PROVIDED ENTRIES

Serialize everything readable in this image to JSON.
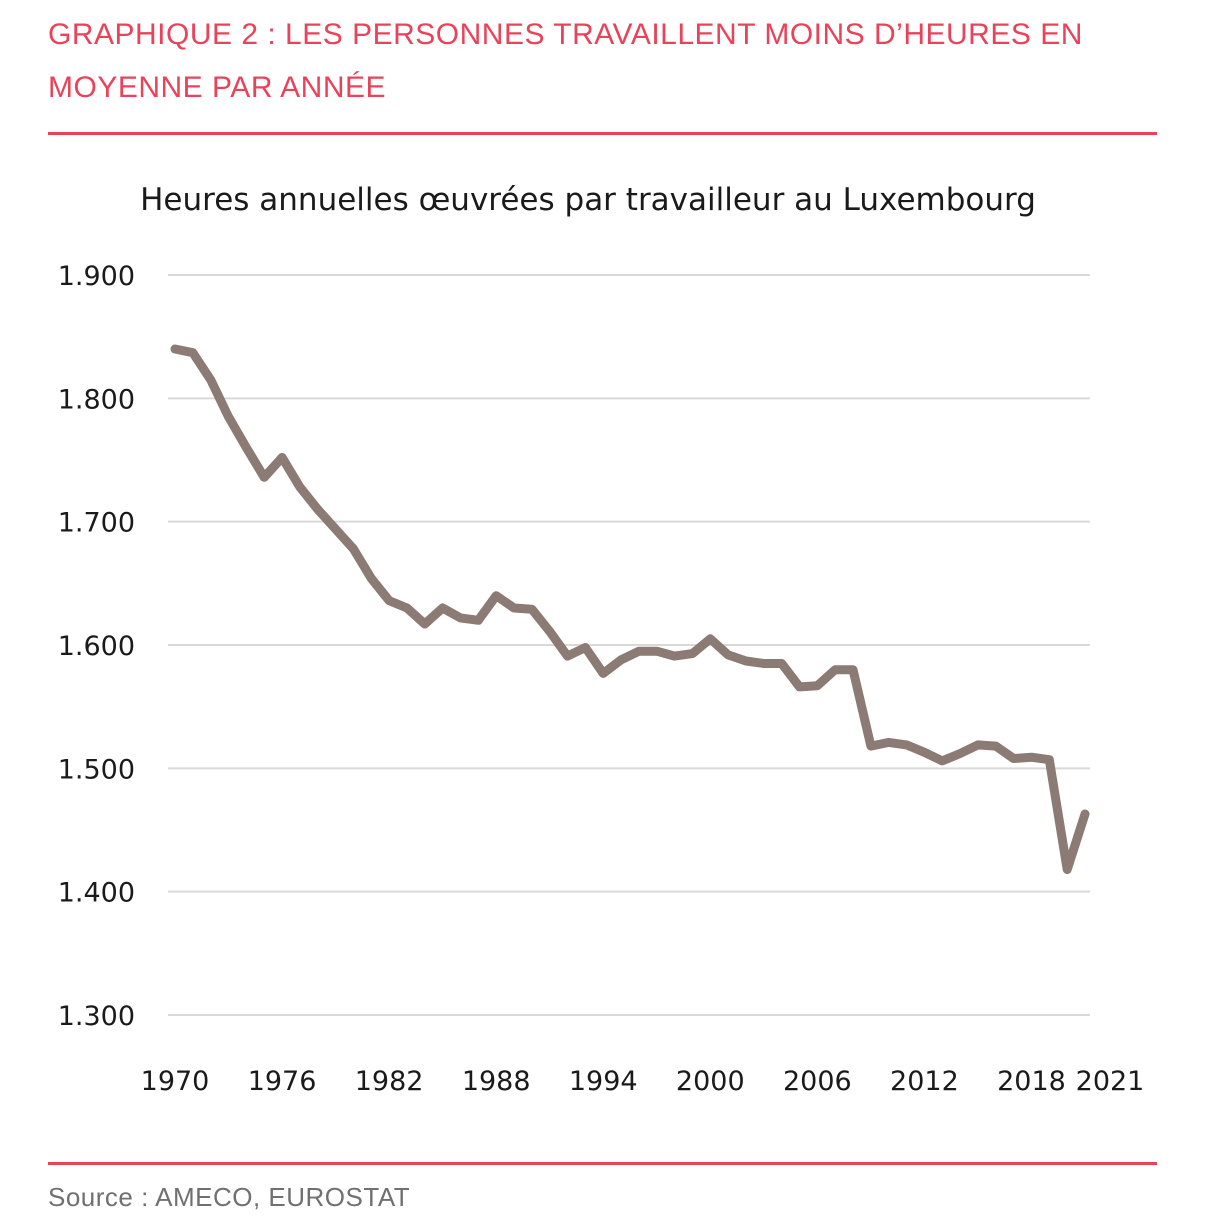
{
  "header": {
    "heading": "GRAPHIQUE 2 : LES PERSONNES TRAVAILLENT MOINS D’HEURES EN MOYENNE PAR ANNÉE"
  },
  "footer": {
    "source": "Source : AMECO, EUROSTAT"
  },
  "colors": {
    "accent": "#e8435a",
    "line": "#8c7a74",
    "grid": "#d9d9d9"
  },
  "chart_data": {
    "type": "line",
    "title": "Heures annuelles œuvrées par travailleur au Luxembourg",
    "xlabel": "",
    "ylabel": "",
    "ylim": [
      1300,
      1900
    ],
    "xlim": [
      1970,
      2021
    ],
    "grid": true,
    "legend": "none",
    "y_ticks": [
      {
        "value": 1900,
        "label": "1.900"
      },
      {
        "value": 1800,
        "label": "1.800"
      },
      {
        "value": 1700,
        "label": "1.700"
      },
      {
        "value": 1600,
        "label": "1.600"
      },
      {
        "value": 1500,
        "label": "1.500"
      },
      {
        "value": 1400,
        "label": "1.400"
      },
      {
        "value": 1300,
        "label": "1.300"
      }
    ],
    "x_ticks": [
      {
        "value": 1970,
        "label": "1970"
      },
      {
        "value": 1976,
        "label": "1976"
      },
      {
        "value": 1982,
        "label": "1982"
      },
      {
        "value": 1988,
        "label": "1988"
      },
      {
        "value": 1994,
        "label": "1994"
      },
      {
        "value": 2000,
        "label": "2000"
      },
      {
        "value": 2006,
        "label": "2006"
      },
      {
        "value": 2012,
        "label": "2012"
      },
      {
        "value": 2018,
        "label": "2018"
      },
      {
        "value": 2021,
        "label": "2021"
      }
    ],
    "x": [
      1970,
      1971,
      1972,
      1973,
      1974,
      1975,
      1976,
      1977,
      1978,
      1979,
      1980,
      1981,
      1982,
      1983,
      1984,
      1985,
      1986,
      1987,
      1988,
      1989,
      1990,
      1991,
      1992,
      1993,
      1994,
      1995,
      1996,
      1997,
      1998,
      1999,
      2000,
      2001,
      2002,
      2003,
      2004,
      2005,
      2006,
      2007,
      2008,
      2009,
      2010,
      2011,
      2012,
      2013,
      2014,
      2015,
      2016,
      2017,
      2018,
      2019,
      2020,
      2021
    ],
    "series": [
      {
        "values": [
          1840,
          1837,
          1815,
          1785,
          1760,
          1736,
          1752,
          1728,
          1710,
          1694,
          1678,
          1654,
          1636,
          1630,
          1617,
          1630,
          1622,
          1620,
          1640,
          1630,
          1629,
          1611,
          1591,
          1598,
          1577,
          1588,
          1595,
          1595,
          1591,
          1593,
          1605,
          1592,
          1587,
          1585,
          1585,
          1566,
          1567,
          1580,
          1580,
          1518,
          1521,
          1519,
          1513,
          1506,
          1512,
          1519,
          1518,
          1508,
          1509,
          1507,
          1418,
          1463
        ]
      }
    ]
  }
}
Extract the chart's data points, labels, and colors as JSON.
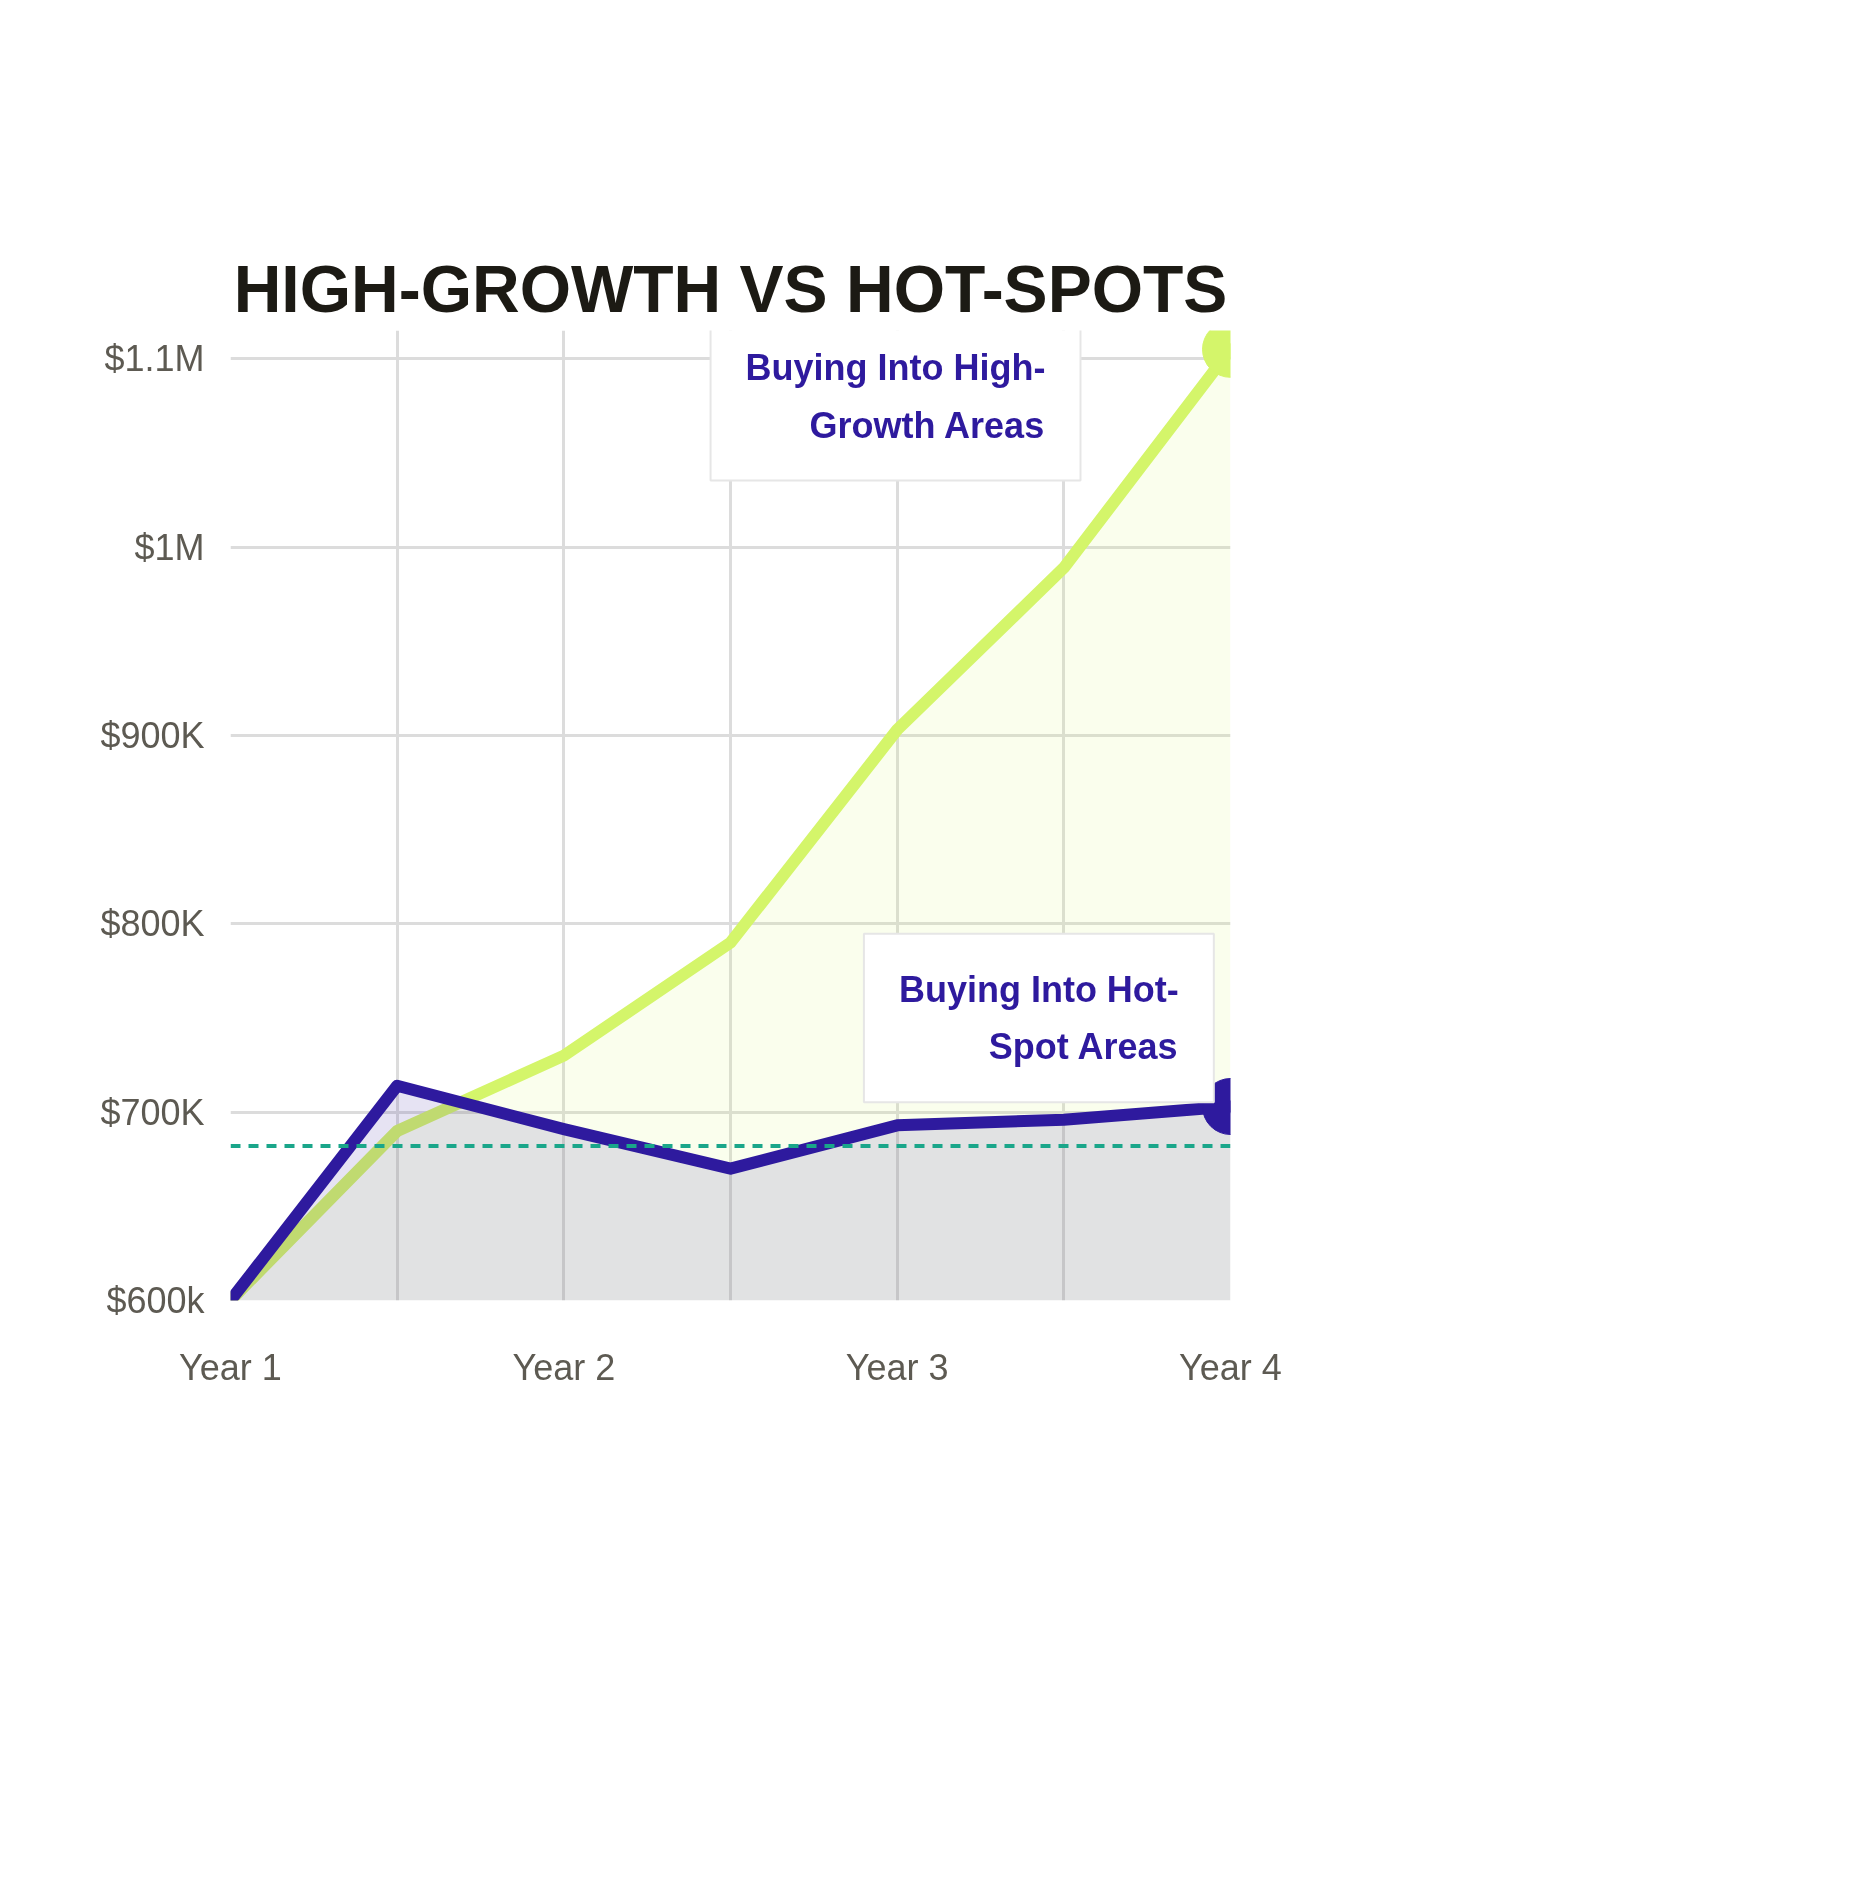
{
  "chart_data": {
    "type": "area",
    "title": "HIGH-GROWTH VS HOT-SPOTS",
    "categories": [
      "Year 1",
      null,
      "Year 2",
      null,
      "Year 3",
      null,
      "Year 4"
    ],
    "ylim": [
      600000,
      1115000
    ],
    "yticks": [
      {
        "value": 600000,
        "label": "$600k"
      },
      {
        "value": 700000,
        "label": "$700K"
      },
      {
        "value": 800000,
        "label": "$800K"
      },
      {
        "value": 900000,
        "label": "$900K"
      },
      {
        "value": 1000000,
        "label": "$1M"
      },
      {
        "value": 1100000,
        "label": "$1.1M"
      }
    ],
    "grid": true,
    "marker": "none",
    "line_style": "solid",
    "ref_lines": [
      {
        "axis": "y",
        "value": 682000,
        "label": null,
        "color": "#1aa68a",
        "line_style": "dashed"
      }
    ],
    "series": [
      {
        "name": "Buying Into High-Growth Areas",
        "color": "#d4f56a",
        "values": [
          600000,
          690000,
          730000,
          790000,
          903000,
          989000,
          1105000
        ]
      },
      {
        "name": "Buying Into Hot-Spot Areas",
        "color": "#2e1a9e",
        "values": [
          600000,
          714000,
          691000,
          670000,
          693000,
          696000,
          703000
        ]
      }
    ]
  }
}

THE TASK
Pick out the lines above containing the word "Buying", then copy them.

TASK ANSWER
        "name": "Buying Into High-Growth Areas",
        "name": "Buying Into Hot-Spot Areas",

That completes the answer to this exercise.